### [EXERCISE]
Transcribe the listing that follows in full, omitting pictures.

### [ENTRIES]
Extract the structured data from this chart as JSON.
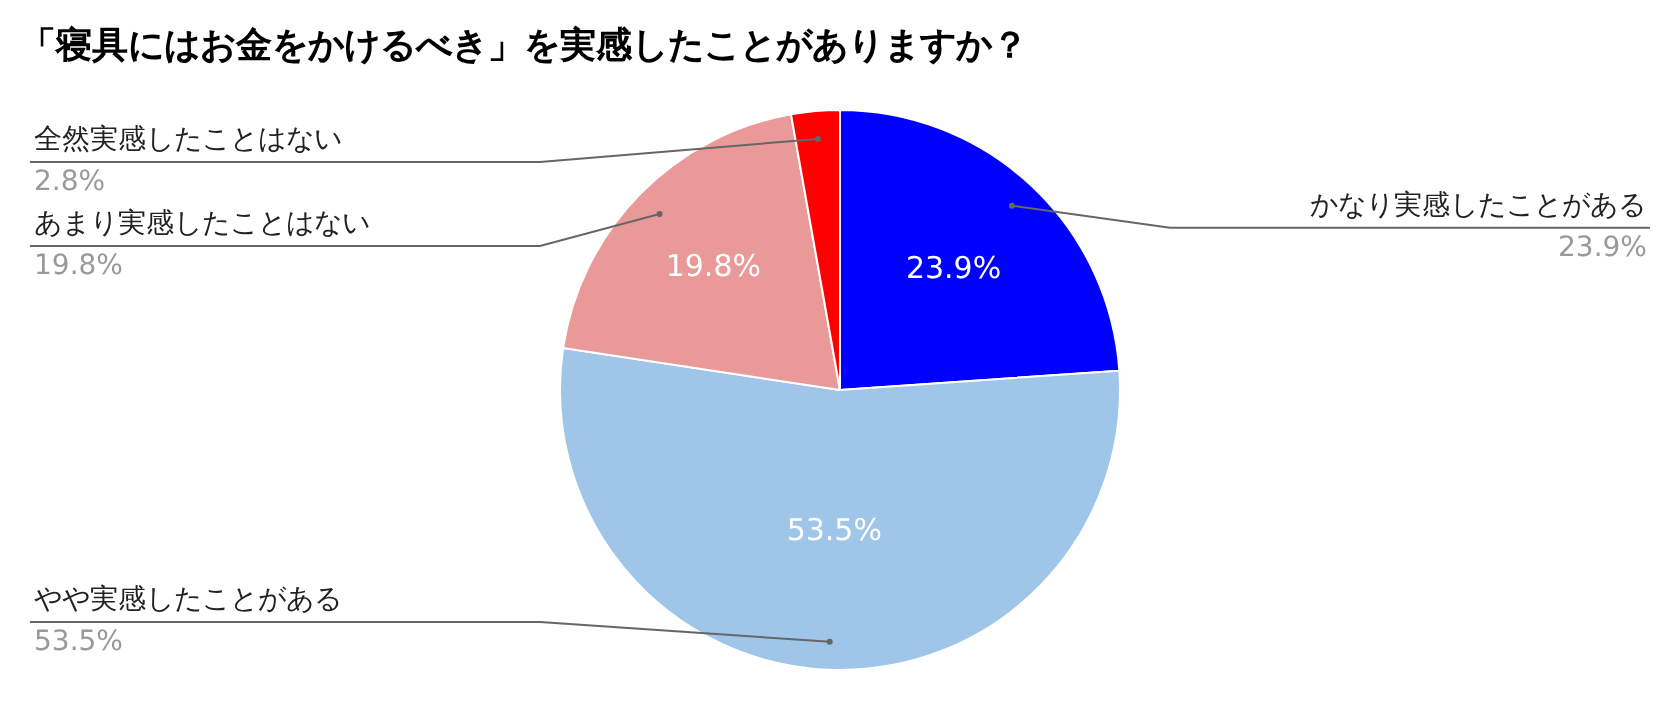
{
  "chart_data": {
    "type": "pie",
    "title": "「寝具にはお金をかけるべき」を実感したことがありますか？",
    "categories": [
      "かなり実感したことがある",
      "やや実感したことがある",
      "あまり実感したことはない",
      "全然実感したことはない"
    ],
    "values": [
      23.9,
      53.5,
      19.8,
      2.8
    ],
    "colors": [
      "#0000ff",
      "#9fc5e8",
      "#ea9999",
      "#ff0000"
    ],
    "value_labels": [
      "23.9%",
      "53.5%",
      "19.8%",
      "2.8%"
    ]
  }
}
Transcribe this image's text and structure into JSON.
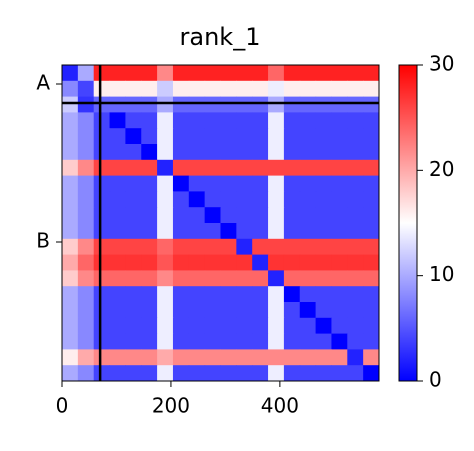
{
  "chart_data": {
    "type": "heatmap",
    "title": "rank_1",
    "colormap": "bwr",
    "xlim": [
      0,
      582
    ],
    "xticks": [
      0,
      200,
      400
    ],
    "ylim": [
      582,
      0
    ],
    "yticks": [
      {
        "value": 35,
        "label": "A"
      },
      {
        "value": 326,
        "label": "B"
      }
    ],
    "boundaries": [
      70
    ],
    "colorbar": {
      "lim": [
        0,
        30
      ],
      "ticks": [
        0,
        10,
        20,
        30
      ]
    },
    "z": [
      [
        2,
        10,
        28,
        28,
        28,
        28,
        22,
        28,
        28,
        28,
        28,
        28,
        28,
        24,
        28,
        28,
        28,
        28,
        28,
        28
      ],
      [
        8,
        4,
        16,
        16,
        16,
        16,
        12,
        16,
        16,
        16,
        16,
        16,
        16,
        14,
        16,
        16,
        16,
        16,
        16,
        16
      ],
      [
        12,
        3,
        6,
        6,
        6,
        6,
        10,
        6,
        6,
        6,
        6,
        6,
        6,
        10,
        6,
        6,
        6,
        6,
        6,
        6
      ],
      [
        10,
        8,
        4,
        0,
        4,
        4,
        14,
        4,
        4,
        4,
        4,
        4,
        4,
        14,
        4,
        4,
        4,
        4,
        4,
        4
      ],
      [
        10,
        8,
        4,
        4,
        0,
        4,
        14,
        4,
        4,
        4,
        4,
        4,
        4,
        14,
        4,
        4,
        4,
        4,
        4,
        4
      ],
      [
        10,
        8,
        4,
        4,
        4,
        0,
        14,
        4,
        4,
        4,
        4,
        4,
        4,
        14,
        4,
        4,
        4,
        4,
        4,
        4
      ],
      [
        18,
        22,
        26,
        26,
        26,
        26,
        2,
        26,
        26,
        26,
        26,
        26,
        26,
        26,
        26,
        26,
        26,
        26,
        26,
        26
      ],
      [
        10,
        8,
        4,
        4,
        4,
        4,
        14,
        0,
        4,
        4,
        4,
        4,
        4,
        14,
        4,
        4,
        4,
        4,
        4,
        4
      ],
      [
        10,
        8,
        4,
        4,
        4,
        4,
        14,
        4,
        0,
        4,
        4,
        4,
        4,
        14,
        4,
        4,
        4,
        4,
        4,
        4
      ],
      [
        10,
        8,
        4,
        4,
        4,
        4,
        14,
        4,
        4,
        0,
        4,
        4,
        4,
        14,
        4,
        4,
        4,
        4,
        4,
        4
      ],
      [
        10,
        8,
        4,
        4,
        4,
        4,
        14,
        4,
        4,
        4,
        0,
        4,
        4,
        14,
        4,
        4,
        4,
        4,
        4,
        4
      ],
      [
        18,
        22,
        26,
        26,
        26,
        26,
        24,
        26,
        26,
        26,
        26,
        2,
        26,
        26,
        26,
        26,
        26,
        26,
        26,
        26
      ],
      [
        20,
        24,
        27,
        27,
        27,
        27,
        25,
        27,
        27,
        27,
        27,
        27,
        2,
        27,
        27,
        27,
        27,
        27,
        27,
        27
      ],
      [
        18,
        22,
        24,
        24,
        24,
        24,
        22,
        24,
        24,
        24,
        24,
        24,
        24,
        2,
        24,
        24,
        24,
        24,
        24,
        24
      ],
      [
        10,
        8,
        4,
        4,
        4,
        4,
        14,
        4,
        4,
        4,
        4,
        4,
        4,
        14,
        0,
        4,
        4,
        4,
        4,
        4
      ],
      [
        10,
        8,
        4,
        4,
        4,
        4,
        14,
        4,
        4,
        4,
        4,
        4,
        4,
        14,
        4,
        0,
        4,
        4,
        4,
        4
      ],
      [
        10,
        8,
        4,
        4,
        4,
        4,
        14,
        4,
        4,
        4,
        4,
        4,
        4,
        14,
        4,
        4,
        0,
        4,
        4,
        4
      ],
      [
        10,
        8,
        4,
        4,
        4,
        4,
        14,
        4,
        4,
        4,
        4,
        4,
        4,
        14,
        4,
        4,
        4,
        0,
        4,
        4
      ],
      [
        16,
        20,
        22,
        22,
        22,
        22,
        20,
        22,
        22,
        22,
        22,
        22,
        22,
        22,
        22,
        22,
        22,
        22,
        2,
        22
      ],
      [
        10,
        8,
        4,
        4,
        4,
        4,
        14,
        4,
        4,
        4,
        4,
        4,
        4,
        14,
        4,
        4,
        4,
        4,
        4,
        0
      ]
    ]
  }
}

### [EXERCISE ANSWER]
Extract the structured data from this chart as JSON.
{
  "chart_data": {
    "type": "pie",
    "title": "「寝具にはお金をかけるべき」を実感したことがありますか？",
    "categories": [
      "かなり実感したことがある",
      "やや実感したことがある",
      "あまり実感したことはない",
      "全然実感したことはない"
    ],
    "values": [
      23.9,
      53.5,
      19.8,
      2.8
    ],
    "colors": [
      "#0000ff",
      "#9fc5e8",
      "#ea9999",
      "#ff0000"
    ],
    "value_labels": [
      "23.9%",
      "53.5%",
      "19.8%",
      "2.8%"
    ]
  }
}
Transcribe this image's text and structure into JSON.
{
  "chart_data": {
    "type": "heatmap",
    "title": "rank_1",
    "colormap": "bwr",
    "xlim": [
      0,
      582
    ],
    "xticks": [
      0,
      200,
      400
    ],
    "ylim": [
      582,
      0
    ],
    "yticks": [
      {
        "value": 35,
        "label": "A"
      },
      {
        "value": 326,
        "label": "B"
      }
    ],
    "boundaries": [
      70
    ],
    "colorbar": {
      "lim": [
        0,
        30
      ],
      "ticks": [
        0,
        10,
        20,
        30
      ]
    },
    "z": [
      [
        2,
        10,
        28,
        28,
        28,
        28,
        22,
        28,
        28,
        28,
        28,
        28,
        28,
        24,
        28,
        28,
        28,
        28,
        28,
        28
      ],
      [
        8,
        4,
        16,
        16,
        16,
        16,
        12,
        16,
        16,
        16,
        16,
        16,
        16,
        14,
        16,
        16,
        16,
        16,
        16,
        16
      ],
      [
        12,
        3,
        6,
        6,
        6,
        6,
        10,
        6,
        6,
        6,
        6,
        6,
        6,
        10,
        6,
        6,
        6,
        6,
        6,
        6
      ],
      [
        10,
        8,
        4,
        0,
        4,
        4,
        14,
        4,
        4,
        4,
        4,
        4,
        4,
        14,
        4,
        4,
        4,
        4,
        4,
        4
      ],
      [
        10,
        8,
        4,
        4,
        0,
        4,
        14,
        4,
        4,
        4,
        4,
        4,
        4,
        14,
        4,
        4,
        4,
        4,
        4,
        4
      ],
      [
        10,
        8,
        4,
        4,
        4,
        0,
        14,
        4,
        4,
        4,
        4,
        4,
        4,
        14,
        4,
        4,
        4,
        4,
        4,
        4
      ],
      [
        18,
        22,
        26,
        26,
        26,
        26,
        2,
        26,
        26,
        26,
        26,
        26,
        26,
        26,
        26,
        26,
        26,
        26,
        26,
        26
      ],
      [
        10,
        8,
        4,
        4,
        4,
        4,
        14,
        0,
        4,
        4,
        4,
        4,
        4,
        14,
        4,
        4,
        4,
        4,
        4,
        4
      ],
      [
        10,
        8,
        4,
        4,
        4,
        4,
        14,
        4,
        0,
        4,
        4,
        4,
        4,
        14,
        4,
        4,
        4,
        4,
        4,
        4
      ],
      [
        10,
        8,
        4,
        4,
        4,
        4,
        14,
        4,
        4,
        0,
        4,
        4,
        4,
        14,
        4,
        4,
        4,
        4,
        4,
        4
      ],
      [
        10,
        8,
        4,
        4,
        4,
        4,
        14,
        4,
        4,
        4,
        0,
        4,
        4,
        14,
        4,
        4,
        4,
        4,
        4,
        4
      ],
      [
        18,
        22,
        26,
        26,
        26,
        26,
        24,
        26,
        26,
        26,
        26,
        2,
        26,
        26,
        26,
        26,
        26,
        26,
        26,
        26
      ],
      [
        20,
        24,
        27,
        27,
        27,
        27,
        25,
        27,
        27,
        27,
        27,
        27,
        2,
        27,
        27,
        27,
        27,
        27,
        27,
        27
      ],
      [
        18,
        22,
        24,
        24,
        24,
        24,
        22,
        24,
        24,
        24,
        24,
        24,
        24,
        2,
        24,
        24,
        24,
        24,
        24,
        24
      ],
      [
        10,
        8,
        4,
        4,
        4,
        4,
        14,
        4,
        4,
        4,
        4,
        4,
        4,
        14,
        0,
        4,
        4,
        4,
        4,
        4
      ],
      [
        10,
        8,
        4,
        4,
        4,
        4,
        14,
        4,
        4,
        4,
        4,
        4,
        4,
        14,
        4,
        0,
        4,
        4,
        4,
        4
      ],
      [
        10,
        8,
        4,
        4,
        4,
        4,
        14,
        4,
        4,
        4,
        4,
        4,
        4,
        14,
        4,
        4,
        0,
        4,
        4,
        4
      ],
      [
        10,
        8,
        4,
        4,
        4,
        4,
        14,
        4,
        4,
        4,
        4,
        4,
        4,
        14,
        4,
        4,
        4,
        0,
        4,
        4
      ],
      [
        16,
        20,
        22,
        22,
        22,
        22,
        20,
        22,
        22,
        22,
        22,
        22,
        22,
        22,
        22,
        22,
        22,
        22,
        2,
        22
      ],
      [
        10,
        8,
        4,
        4,
        4,
        4,
        14,
        4,
        4,
        4,
        4,
        4,
        4,
        14,
        4,
        4,
        4,
        4,
        4,
        0
      ]
    ]
  }
}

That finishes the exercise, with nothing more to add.